### Data rows
↓↓↓

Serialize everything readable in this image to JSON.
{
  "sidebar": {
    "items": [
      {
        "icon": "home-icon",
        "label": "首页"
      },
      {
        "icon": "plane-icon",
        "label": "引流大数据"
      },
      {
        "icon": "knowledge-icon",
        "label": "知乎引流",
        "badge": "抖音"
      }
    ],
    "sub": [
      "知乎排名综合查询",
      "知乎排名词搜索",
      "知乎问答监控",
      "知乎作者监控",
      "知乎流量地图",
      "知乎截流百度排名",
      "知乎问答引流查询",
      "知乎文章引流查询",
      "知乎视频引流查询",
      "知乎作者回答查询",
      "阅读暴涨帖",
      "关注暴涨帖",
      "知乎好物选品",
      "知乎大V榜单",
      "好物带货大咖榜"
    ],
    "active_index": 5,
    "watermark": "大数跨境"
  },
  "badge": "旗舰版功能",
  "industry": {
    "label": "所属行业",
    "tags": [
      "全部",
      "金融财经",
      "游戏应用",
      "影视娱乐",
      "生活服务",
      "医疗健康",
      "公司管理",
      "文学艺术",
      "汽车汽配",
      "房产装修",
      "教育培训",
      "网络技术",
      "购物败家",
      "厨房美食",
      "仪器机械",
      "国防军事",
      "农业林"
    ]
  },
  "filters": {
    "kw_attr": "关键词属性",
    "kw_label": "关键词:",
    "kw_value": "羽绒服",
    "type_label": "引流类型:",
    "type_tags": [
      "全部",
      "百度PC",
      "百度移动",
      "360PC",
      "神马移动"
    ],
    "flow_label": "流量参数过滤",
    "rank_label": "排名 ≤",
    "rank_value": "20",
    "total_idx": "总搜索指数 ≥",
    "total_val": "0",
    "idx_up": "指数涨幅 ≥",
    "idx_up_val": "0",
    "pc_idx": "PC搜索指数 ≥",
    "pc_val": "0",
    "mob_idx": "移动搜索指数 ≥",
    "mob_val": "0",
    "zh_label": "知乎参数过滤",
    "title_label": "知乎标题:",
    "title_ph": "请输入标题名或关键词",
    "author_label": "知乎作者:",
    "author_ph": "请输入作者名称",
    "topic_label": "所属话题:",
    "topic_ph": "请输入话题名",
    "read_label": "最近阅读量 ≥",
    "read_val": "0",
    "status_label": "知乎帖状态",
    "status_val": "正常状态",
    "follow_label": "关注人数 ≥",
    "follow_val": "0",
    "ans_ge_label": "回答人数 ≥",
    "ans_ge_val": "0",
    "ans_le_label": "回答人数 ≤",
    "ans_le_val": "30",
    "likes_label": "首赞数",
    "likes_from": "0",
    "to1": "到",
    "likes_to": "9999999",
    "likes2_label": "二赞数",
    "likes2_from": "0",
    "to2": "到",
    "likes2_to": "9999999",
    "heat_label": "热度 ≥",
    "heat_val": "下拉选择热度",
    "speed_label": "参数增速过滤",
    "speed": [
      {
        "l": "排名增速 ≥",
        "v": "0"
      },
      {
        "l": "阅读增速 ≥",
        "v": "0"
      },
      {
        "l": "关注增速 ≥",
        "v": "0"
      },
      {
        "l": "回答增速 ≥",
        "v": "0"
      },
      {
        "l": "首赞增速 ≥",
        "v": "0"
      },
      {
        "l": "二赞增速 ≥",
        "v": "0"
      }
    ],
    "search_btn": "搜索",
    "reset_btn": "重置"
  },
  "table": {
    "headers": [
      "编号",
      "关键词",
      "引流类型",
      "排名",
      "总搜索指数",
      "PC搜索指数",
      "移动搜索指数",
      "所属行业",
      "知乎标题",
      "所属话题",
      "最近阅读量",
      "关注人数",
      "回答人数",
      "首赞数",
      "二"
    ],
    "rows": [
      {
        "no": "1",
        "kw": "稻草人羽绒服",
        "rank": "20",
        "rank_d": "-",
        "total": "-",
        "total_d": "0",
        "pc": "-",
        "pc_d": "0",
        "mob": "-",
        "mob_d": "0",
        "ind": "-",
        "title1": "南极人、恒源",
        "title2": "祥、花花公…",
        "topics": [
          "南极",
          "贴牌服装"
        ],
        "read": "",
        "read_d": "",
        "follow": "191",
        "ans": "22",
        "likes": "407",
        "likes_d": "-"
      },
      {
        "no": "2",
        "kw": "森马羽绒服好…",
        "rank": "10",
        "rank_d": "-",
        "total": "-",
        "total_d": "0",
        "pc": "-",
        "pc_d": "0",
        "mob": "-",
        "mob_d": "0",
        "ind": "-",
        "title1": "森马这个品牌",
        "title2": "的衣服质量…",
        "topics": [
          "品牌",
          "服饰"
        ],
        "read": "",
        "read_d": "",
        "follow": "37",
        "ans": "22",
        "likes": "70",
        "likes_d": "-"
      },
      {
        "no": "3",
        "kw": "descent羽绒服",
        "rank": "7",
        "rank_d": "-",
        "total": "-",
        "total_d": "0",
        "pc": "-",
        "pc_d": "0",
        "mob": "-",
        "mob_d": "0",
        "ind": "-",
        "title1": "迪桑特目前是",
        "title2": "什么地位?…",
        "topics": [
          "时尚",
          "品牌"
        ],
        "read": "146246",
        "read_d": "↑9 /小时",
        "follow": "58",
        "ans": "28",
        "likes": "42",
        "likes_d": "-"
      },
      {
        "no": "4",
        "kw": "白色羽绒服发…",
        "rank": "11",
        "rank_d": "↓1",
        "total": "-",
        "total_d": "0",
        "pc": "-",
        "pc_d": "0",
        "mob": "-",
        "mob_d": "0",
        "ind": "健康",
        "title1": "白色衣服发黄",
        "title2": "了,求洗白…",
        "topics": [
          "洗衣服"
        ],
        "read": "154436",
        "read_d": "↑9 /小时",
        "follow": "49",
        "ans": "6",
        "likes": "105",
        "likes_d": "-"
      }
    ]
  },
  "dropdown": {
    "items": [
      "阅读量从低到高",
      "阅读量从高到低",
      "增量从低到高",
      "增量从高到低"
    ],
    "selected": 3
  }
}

↑↑↑
↓↓↓

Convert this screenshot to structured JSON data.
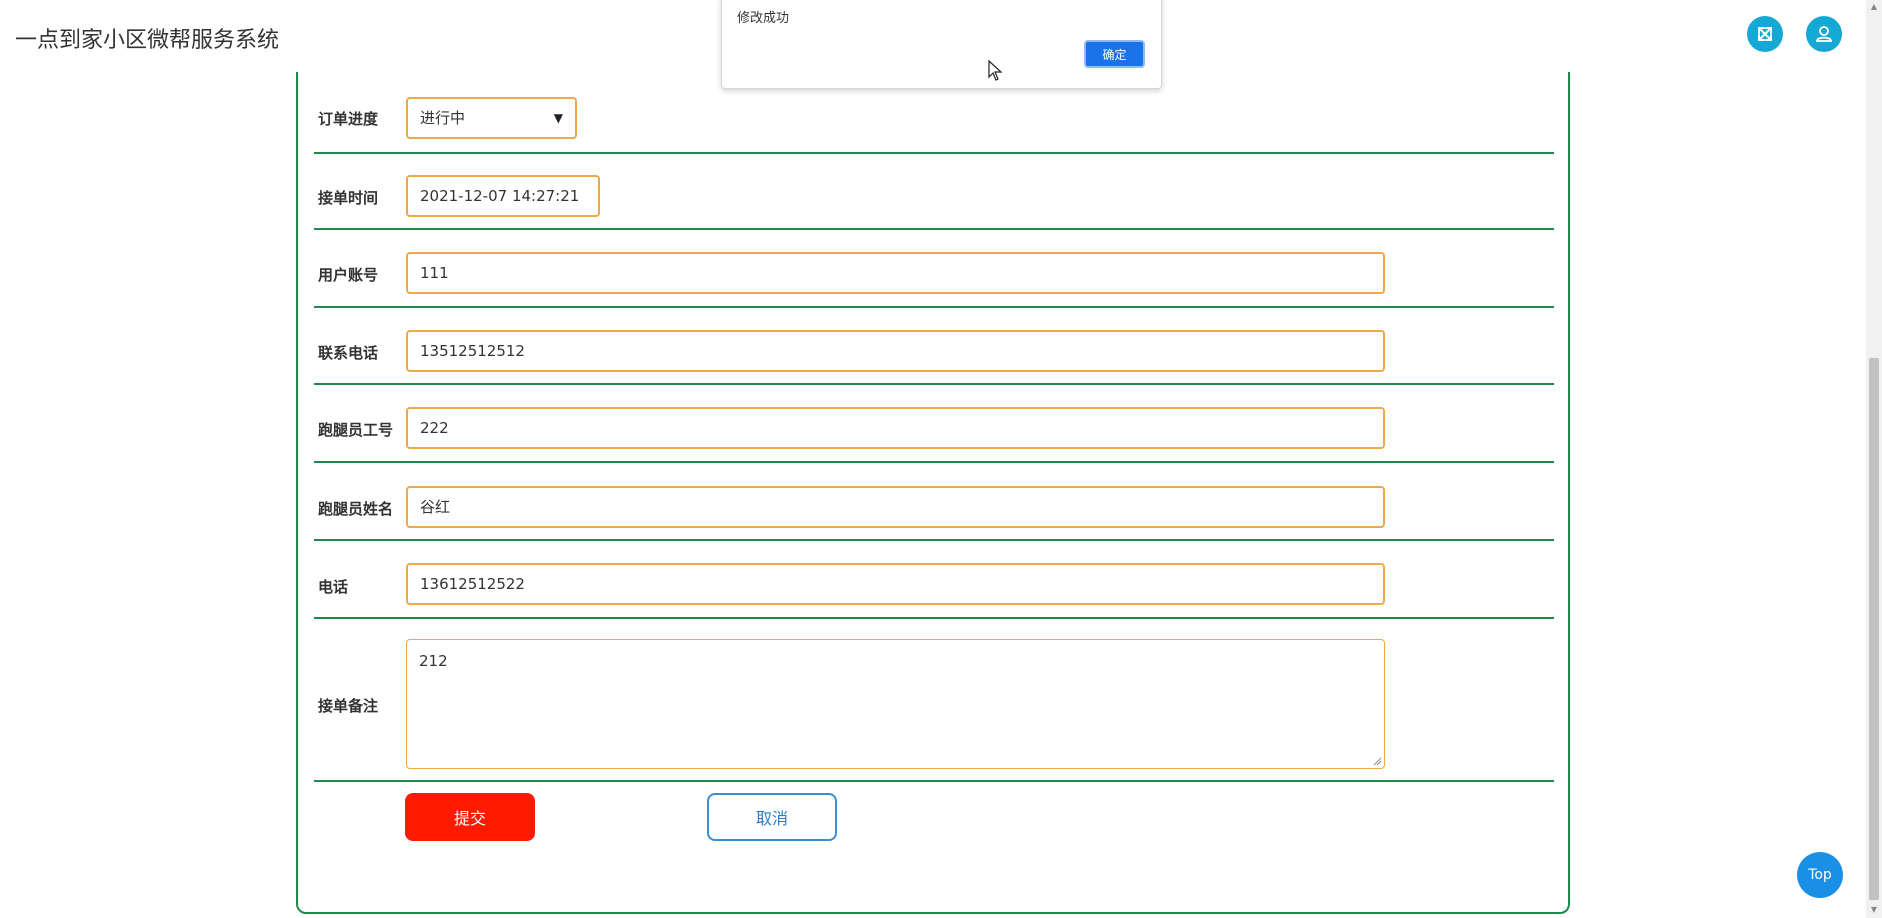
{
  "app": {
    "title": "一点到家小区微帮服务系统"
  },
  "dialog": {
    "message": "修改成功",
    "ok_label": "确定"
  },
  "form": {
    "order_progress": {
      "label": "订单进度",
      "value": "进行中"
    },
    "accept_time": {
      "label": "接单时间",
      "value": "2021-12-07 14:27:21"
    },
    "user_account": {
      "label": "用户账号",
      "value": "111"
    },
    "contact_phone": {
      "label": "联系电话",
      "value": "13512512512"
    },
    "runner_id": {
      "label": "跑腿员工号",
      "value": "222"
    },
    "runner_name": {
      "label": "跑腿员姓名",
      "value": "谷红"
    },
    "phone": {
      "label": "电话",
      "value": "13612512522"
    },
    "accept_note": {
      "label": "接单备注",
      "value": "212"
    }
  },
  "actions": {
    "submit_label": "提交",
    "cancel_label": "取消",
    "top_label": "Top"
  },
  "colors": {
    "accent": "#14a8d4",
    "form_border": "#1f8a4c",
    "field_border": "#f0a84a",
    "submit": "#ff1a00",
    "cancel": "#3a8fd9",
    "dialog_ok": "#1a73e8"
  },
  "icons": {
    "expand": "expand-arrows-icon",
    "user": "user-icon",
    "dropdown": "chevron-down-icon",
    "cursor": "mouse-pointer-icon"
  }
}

↑↑↑

### Requirement
Check each line above for the word "this" and give the number of lines that have it, nothing else.

### Response
2